*GOAL OF THE EXERCISE*
Reproduce the lines word for word, beginning with the first line and stopping after the line that contains "macro-data-table: 国家/地区经济指标 时间".

---- DATASET RECORDS

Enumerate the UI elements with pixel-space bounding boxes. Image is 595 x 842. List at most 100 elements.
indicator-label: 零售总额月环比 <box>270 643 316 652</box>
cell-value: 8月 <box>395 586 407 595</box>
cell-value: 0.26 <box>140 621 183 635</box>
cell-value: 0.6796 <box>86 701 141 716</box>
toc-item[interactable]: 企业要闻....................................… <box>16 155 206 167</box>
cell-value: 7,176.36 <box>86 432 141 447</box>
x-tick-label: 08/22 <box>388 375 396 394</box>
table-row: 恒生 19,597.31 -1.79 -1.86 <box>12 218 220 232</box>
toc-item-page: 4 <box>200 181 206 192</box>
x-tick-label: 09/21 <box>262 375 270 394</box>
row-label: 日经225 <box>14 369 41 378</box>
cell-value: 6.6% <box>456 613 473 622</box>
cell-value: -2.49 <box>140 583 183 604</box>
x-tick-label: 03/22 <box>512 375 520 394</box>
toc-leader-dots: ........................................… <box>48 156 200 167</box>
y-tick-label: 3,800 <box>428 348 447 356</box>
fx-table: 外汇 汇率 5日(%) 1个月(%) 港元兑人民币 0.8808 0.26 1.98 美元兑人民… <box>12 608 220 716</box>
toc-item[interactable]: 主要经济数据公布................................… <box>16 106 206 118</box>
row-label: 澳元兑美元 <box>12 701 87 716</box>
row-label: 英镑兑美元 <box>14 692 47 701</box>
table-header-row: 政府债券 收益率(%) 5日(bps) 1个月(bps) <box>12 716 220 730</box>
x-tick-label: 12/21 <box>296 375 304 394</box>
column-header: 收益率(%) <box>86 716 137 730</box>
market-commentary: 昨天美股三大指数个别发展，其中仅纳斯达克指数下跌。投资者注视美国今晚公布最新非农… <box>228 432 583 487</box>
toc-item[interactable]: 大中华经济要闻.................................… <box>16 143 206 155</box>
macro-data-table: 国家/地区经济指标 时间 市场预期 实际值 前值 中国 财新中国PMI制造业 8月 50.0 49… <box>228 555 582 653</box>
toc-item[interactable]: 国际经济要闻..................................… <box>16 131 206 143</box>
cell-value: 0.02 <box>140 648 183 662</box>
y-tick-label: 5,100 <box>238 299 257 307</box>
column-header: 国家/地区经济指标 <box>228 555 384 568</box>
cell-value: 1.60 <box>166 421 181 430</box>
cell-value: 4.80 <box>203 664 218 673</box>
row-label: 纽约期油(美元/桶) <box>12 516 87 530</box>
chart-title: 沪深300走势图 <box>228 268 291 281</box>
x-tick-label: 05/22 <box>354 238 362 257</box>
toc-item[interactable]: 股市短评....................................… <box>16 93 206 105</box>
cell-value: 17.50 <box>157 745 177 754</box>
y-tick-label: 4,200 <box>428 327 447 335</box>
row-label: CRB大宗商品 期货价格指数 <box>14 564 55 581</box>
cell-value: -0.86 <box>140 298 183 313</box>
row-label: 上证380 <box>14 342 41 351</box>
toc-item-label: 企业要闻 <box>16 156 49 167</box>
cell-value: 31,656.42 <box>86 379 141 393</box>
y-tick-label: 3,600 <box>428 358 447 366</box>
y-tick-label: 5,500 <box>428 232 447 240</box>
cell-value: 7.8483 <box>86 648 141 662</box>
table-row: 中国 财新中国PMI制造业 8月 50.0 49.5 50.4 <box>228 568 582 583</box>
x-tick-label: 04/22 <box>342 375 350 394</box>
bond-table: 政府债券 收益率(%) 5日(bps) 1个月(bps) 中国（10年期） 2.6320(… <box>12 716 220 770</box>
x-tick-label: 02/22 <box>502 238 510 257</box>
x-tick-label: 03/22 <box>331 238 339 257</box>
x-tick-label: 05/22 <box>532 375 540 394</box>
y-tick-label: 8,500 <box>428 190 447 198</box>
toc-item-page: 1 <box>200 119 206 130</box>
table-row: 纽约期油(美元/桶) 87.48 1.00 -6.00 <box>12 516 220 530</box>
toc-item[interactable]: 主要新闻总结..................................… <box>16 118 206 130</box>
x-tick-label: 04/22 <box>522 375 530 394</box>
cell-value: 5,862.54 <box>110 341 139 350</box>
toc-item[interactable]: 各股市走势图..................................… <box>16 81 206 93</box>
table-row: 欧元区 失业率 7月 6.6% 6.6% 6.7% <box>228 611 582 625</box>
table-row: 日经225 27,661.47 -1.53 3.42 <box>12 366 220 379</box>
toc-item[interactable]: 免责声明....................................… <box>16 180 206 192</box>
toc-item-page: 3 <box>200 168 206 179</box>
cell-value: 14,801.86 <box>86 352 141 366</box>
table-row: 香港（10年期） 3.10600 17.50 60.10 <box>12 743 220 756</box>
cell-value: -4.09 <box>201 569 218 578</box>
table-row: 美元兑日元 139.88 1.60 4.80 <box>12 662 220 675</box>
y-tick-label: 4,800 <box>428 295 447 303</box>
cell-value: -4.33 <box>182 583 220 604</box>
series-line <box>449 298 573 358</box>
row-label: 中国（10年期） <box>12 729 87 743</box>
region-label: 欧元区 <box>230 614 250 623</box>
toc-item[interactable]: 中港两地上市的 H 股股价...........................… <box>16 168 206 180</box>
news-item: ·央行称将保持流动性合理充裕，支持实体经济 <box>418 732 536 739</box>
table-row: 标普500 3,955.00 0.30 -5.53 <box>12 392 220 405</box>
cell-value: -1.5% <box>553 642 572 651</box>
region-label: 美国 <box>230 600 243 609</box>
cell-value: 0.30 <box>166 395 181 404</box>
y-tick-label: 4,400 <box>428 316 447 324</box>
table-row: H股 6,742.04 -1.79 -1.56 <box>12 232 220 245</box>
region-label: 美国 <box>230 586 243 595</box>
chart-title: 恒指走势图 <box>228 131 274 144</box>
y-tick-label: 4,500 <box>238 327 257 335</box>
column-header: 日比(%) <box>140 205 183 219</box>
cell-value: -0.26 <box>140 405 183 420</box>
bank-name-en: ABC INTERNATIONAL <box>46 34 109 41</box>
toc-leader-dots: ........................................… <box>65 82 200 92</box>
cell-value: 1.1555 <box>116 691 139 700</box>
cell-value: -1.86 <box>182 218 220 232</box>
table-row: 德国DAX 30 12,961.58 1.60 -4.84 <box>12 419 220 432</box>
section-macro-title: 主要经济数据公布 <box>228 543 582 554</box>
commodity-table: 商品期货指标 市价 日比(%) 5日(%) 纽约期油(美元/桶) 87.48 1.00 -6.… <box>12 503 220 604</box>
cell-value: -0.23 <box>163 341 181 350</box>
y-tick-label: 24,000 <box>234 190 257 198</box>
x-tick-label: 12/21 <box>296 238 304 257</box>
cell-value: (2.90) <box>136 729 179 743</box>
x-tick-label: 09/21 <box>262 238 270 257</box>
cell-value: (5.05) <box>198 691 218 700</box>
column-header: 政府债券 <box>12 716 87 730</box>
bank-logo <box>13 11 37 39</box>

--------

*OUTPUT OF THE EXERCISE*
Enumerate the UI elements with pixel-space bounding boxes. Image is 595 x 842. List at most 100 elements.
indicator-label: 零售总额月环比 <box>270 643 316 652</box>
cell-value: 8月 <box>395 586 407 595</box>
cell-value: 0.26 <box>140 621 183 635</box>
cell-value: 0.6796 <box>86 701 141 716</box>
toc-item[interactable]: 企业要闻....................................… <box>16 155 206 167</box>
cell-value: 7,176.36 <box>86 432 141 447</box>
x-tick-label: 08/22 <box>388 375 396 394</box>
table-row: 恒生 19,597.31 -1.79 -1.86 <box>12 218 220 232</box>
toc-item-page: 4 <box>200 181 206 192</box>
x-tick-label: 09/21 <box>262 375 270 394</box>
row-label: 日经225 <box>14 369 41 378</box>
cell-value: 6.6% <box>456 613 473 622</box>
cell-value: -2.49 <box>140 583 183 604</box>
x-tick-label: 03/22 <box>512 375 520 394</box>
toc-leader-dots: ........................................… <box>48 156 200 167</box>
y-tick-label: 3,800 <box>428 348 447 356</box>
fx-table: 外汇 汇率 5日(%) 1个月(%) 港元兑人民币 0.8808 0.26 1.98 美元兑人民… <box>12 608 220 716</box>
toc-item[interactable]: 主要经济数据公布................................… <box>16 106 206 118</box>
row-label: 澳元兑美元 <box>12 701 87 716</box>
row-label: 英镑兑美元 <box>14 692 47 701</box>
table-header-row: 政府债券 收益率(%) 5日(bps) 1个月(bps) <box>12 716 220 730</box>
x-tick-label: 12/21 <box>296 375 304 394</box>
column-header: 收益率(%) <box>86 716 137 730</box>
market-commentary: 昨天美股三大指数个别发展，其中仅纳斯达克指数下跌。投资者注视美国今晚公布最新非农… <box>228 432 583 487</box>
toc-item[interactable]: 大中华经济要闻.................................… <box>16 143 206 155</box>
macro-data-table: 国家/地区经济指标 时间 市场预期 实际值 前值 中国 财新中国PMI制造业 8月 50.0 49… <box>228 555 582 653</box>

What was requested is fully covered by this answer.